* **Lines of data**:
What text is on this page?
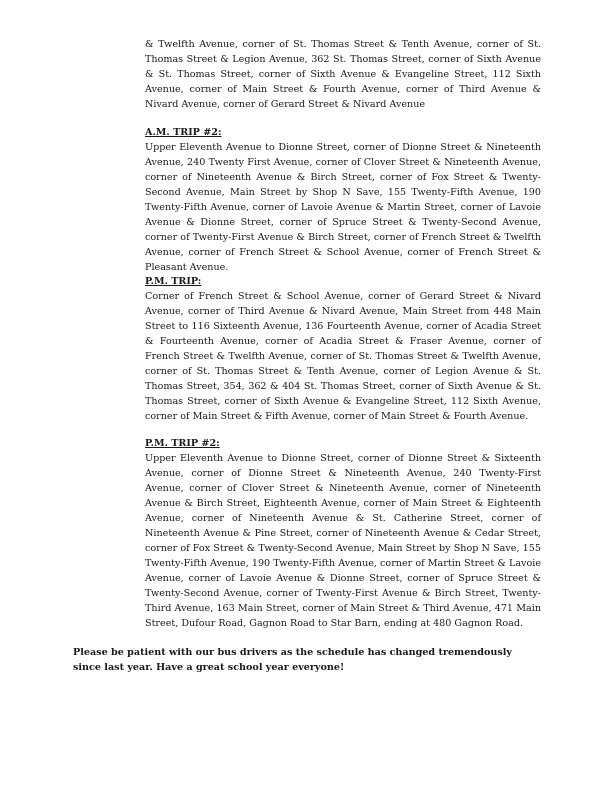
& Twelfth Avenue, corner of St. Thomas Street & Tenth Avenue, corner of St. Thomas Street & Legion Avenue, 362 St. Thomas Street, corner of Sixth Avenue & St. Thomas Street, corner of Sixth Avenue & Evangeline Street, 112 Sixth Avenue, corner of Main Street & Fourth Avenue, corner of Third Avenue & Nivard Avenue, corner of Gerard Street & Nivard Avenue

A.M. TRIP #2:

Upper Eleventh Avenue to Dionne Street, corner of Dionne Street & Nineteenth Avenue, 240 Twenty First Avenue, corner of Clover Street & Nineteenth Avenue, corner of Nineteenth Avenue & Birch Street, corner of Fox Street & Twenty-Second Avenue, Main Street by Shop N Save, 155 Twenty-Fifth Avenue, 190 Twenty-Fifth Avenue, corner of Lavoie Avenue & Martin Street, corner of Lavoie Avenue & Dionne Street, corner of Spruce Street & Twenty-Second Avenue, corner of Twenty-First Avenue & Birch Street, corner of French Street & Twelfth Avenue, corner of French Street & School Avenue, corner of French Street & Pleasant Avenue.

P.M. TRIP:

Corner of French Street & School Avenue, corner of Gerard Street & Nivard Avenue, corner of Third Avenue & Nivard Avenue, Main Street from 448 Main Street to 116 Sixteenth Avenue, 136 Fourteenth Avenue, corner of Acadia Street & Fourteenth Avenue, corner of Acadia Street & Fraser Avenue, corner of French Street & Twelfth Avenue, corner of St. Thomas Street & Twelfth Avenue, corner of St. Thomas Street & Tenth Avenue, corner of Legion Avenue & St. Thomas Street, 354, 362 & 404 St. Thomas Street, corner of Sixth Avenue & St. Thomas Street, corner of Sixth Avenue & Evangeline Street, 112 Sixth Avenue, corner of Main Street & Fifth Avenue, corner of Main Street & Fourth Avenue.

P.M. TRIP #2:

Upper Eleventh Avenue to Dionne Street, corner of Dionne Street & Sixteenth Avenue, corner of Dionne Street & Nineteenth Avenue, 240 Twenty-First Avenue, corner of Clover Street & Nineteenth Avenue, corner of Nineteenth Avenue & Birch Street, Eighteenth Avenue, corner of Main Street & Eighteenth Avenue, corner of Nineteenth Avenue & St. Catherine Street, corner of Nineteenth Avenue & Pine Street, corner of Nineteenth Avenue & Cedar Street, corner of Fox Street & Twenty-Second Avenue, Main Street by Shop N Save, 155 Twenty-Fifth Avenue, 190 Twenty-Fifth Avenue, corner of Martin Street & Lavoie Avenue, corner of Lavoie Avenue & Dionne Street, corner of Spruce Street & Twenty-Second Avenue, corner of Twenty-First Avenue & Birch Street, Twenty-Third Avenue, 163 Main Street, corner of Main Street & Third Avenue, 471 Main Street, Dufour Road, Gagnon Road to Star Barn, ending at 480 Gagnon Road.

Please be patient with our bus drivers as the schedule has changed tremendously since last year. Have a great school year everyone!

* **Stated goal**:
Repeat everything in the records precisely. Images are excluded from the copy.

* **Response below**:
What text is on this page?
& Twelfth Avenue, corner of St. Thomas Street & Tenth Avenue, corner of St. Thomas Street & Legion Avenue, 362 St. Thomas Street, corner of Sixth Avenue & St. Thomas Street, corner of Sixth Avenue & Evangeline Street, 112 Sixth Avenue, corner of Main Street & Fourth Avenue, corner of Third Avenue & Nivard Avenue, corner of Gerard Street & Nivard Avenue

A.M. TRIP #2:

Upper Eleventh Avenue to Dionne Street, corner of Dionne Street & Nineteenth Avenue, 240 Twenty First Avenue, corner of Clover Street & Nineteenth Avenue, corner of Nineteenth Avenue & Birch Street, corner of Fox Street & Twenty-Second Avenue, Main Street by Shop N Save, 155 Twenty-Fifth Avenue, 190 Twenty-Fifth Avenue, corner of Lavoie Avenue & Martin Street, corner of Lavoie Avenue & Dionne Street, corner of Spruce Street & Twenty-Second Avenue, corner of Twenty-First Avenue & Birch Street, corner of French Street & Twelfth Avenue, corner of French Street & School Avenue, corner of French Street & Pleasant Avenue.

P.M. TRIP:

Corner of French Street & School Avenue, corner of Gerard Street & Nivard Avenue, corner of Third Avenue & Nivard Avenue, Main Street from 448 Main Street to 116 Sixteenth Avenue, 136 Fourteenth Avenue, corner of Acadia Street & Fourteenth Avenue, corner of Acadia Street & Fraser Avenue, corner of French Street & Twelfth Avenue, corner of St. Thomas Street & Twelfth Avenue, corner of St. Thomas Street & Tenth Avenue, corner of Legion Avenue & St. Thomas Street, 354, 362 & 404 St. Thomas Street, corner of Sixth Avenue & St. Thomas Street, corner of Sixth Avenue & Evangeline Street, 112 Sixth Avenue, corner of Main Street & Fifth Avenue, corner of Main Street & Fourth Avenue.

P.M. TRIP #2:

Upper Eleventh Avenue to Dionne Street, corner of Dionne Street & Sixteenth Avenue, corner of Dionne Street & Nineteenth Avenue, 240 Twenty-First Avenue, corner of Clover Street & Nineteenth Avenue, corner of Nineteenth Avenue & Birch Street, Eighteenth Avenue, corner of Main Street & Eighteenth Avenue, corner of Nineteenth Avenue & St. Catherine Street, corner of Nineteenth Avenue & Pine Street, corner of Nineteenth Avenue & Cedar Street, corner of Fox Street & Twenty-Second Avenue, Main Street by Shop N Save, 155 Twenty-Fifth Avenue, 190 Twenty-Fifth Avenue, corner of Martin Street & Lavoie Avenue, corner of Lavoie Avenue & Dionne Street, corner of Spruce Street & Twenty-Second Avenue, corner of Twenty-First Avenue & Birch Street, Twenty-Third Avenue, 163 Main Street, corner of Main Street & Third Avenue, 471 Main Street, Dufour Road, Gagnon Road to Star Barn, ending at 480 Gagnon Road.

Please be patient with our bus drivers as the schedule has changed tremendously since last year. Have a great school year everyone!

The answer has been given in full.